EXTRACTED INFORMATION —
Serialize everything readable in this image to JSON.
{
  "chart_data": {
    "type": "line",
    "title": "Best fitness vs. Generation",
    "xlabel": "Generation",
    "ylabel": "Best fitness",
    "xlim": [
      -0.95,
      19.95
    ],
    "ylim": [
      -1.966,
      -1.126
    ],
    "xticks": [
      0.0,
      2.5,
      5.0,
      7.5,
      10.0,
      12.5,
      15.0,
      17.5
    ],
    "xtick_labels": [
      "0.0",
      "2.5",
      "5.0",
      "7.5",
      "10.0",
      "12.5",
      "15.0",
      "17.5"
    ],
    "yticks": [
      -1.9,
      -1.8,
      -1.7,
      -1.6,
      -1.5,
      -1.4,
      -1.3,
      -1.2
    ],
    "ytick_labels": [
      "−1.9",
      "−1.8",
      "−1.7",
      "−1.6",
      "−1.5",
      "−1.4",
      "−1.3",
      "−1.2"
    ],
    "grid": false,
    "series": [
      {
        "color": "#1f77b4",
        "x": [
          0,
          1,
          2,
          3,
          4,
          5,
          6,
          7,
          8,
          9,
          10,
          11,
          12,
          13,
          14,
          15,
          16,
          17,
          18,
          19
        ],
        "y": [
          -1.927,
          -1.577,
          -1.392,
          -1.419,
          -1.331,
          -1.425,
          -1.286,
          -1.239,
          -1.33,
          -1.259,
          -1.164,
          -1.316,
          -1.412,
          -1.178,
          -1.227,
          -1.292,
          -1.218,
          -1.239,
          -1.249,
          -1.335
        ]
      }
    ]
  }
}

AIM — Find the word "Best" in the entries, and copy every line it shows up in.

RESPONSE BELOW —
    "title": "Best fitness vs. Generation",
    "ylabel": "Best fitness",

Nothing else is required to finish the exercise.